___ Supplied material ___
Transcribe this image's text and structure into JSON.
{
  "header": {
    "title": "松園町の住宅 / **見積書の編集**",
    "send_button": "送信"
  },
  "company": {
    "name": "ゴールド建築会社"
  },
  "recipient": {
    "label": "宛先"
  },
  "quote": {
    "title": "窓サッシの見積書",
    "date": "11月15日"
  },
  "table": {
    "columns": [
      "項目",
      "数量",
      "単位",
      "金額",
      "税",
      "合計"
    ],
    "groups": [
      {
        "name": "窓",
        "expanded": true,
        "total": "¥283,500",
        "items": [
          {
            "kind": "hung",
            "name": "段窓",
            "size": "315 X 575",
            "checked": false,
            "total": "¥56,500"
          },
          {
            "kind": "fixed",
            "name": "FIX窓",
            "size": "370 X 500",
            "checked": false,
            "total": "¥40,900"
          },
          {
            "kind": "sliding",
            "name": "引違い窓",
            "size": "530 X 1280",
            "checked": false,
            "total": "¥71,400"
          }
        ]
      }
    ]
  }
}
___
Task goal —
Above are some records; extract every one of them exactly.

Exercise output —
Transcribe this image's text and structure into JSON.
{
  "header": {
    "title": "松園町の住宅 / **見積書の編集**",
    "send_button": "送信"
  },
  "company": {
    "name": "ゴールド建築会社"
  },
  "recipient": {
    "label": "宛先"
  },
  "quote": {
    "title": "窓サッシの見積書",
    "date": "11月15日"
  },
  "table": {
    "columns": [
      "項目",
      "数量",
      "単位",
      "金額",
      "税",
      "合計"
    ],
    "groups": [
      {
        "name": "窓",
        "expanded": true,
        "total": "¥283,500",
        "items": [
          {
            "kind": "hung",
            "name": "段窓",
            "size": "315 X 575",
            "checked": false,
            "total": "¥56,500"
          },
          {
            "kind": "fixed",
            "name": "FIX窓",
            "size": "370 X 500",
            "checked": false,
            "total": "¥40,900"
          },
          {
            "kind": "sliding",
            "name": "引違い窓",
            "size": "530 X 1280",
            "checked": false,
            "total": "¥71,400"
          }
        ]
      }
    ]
  }
}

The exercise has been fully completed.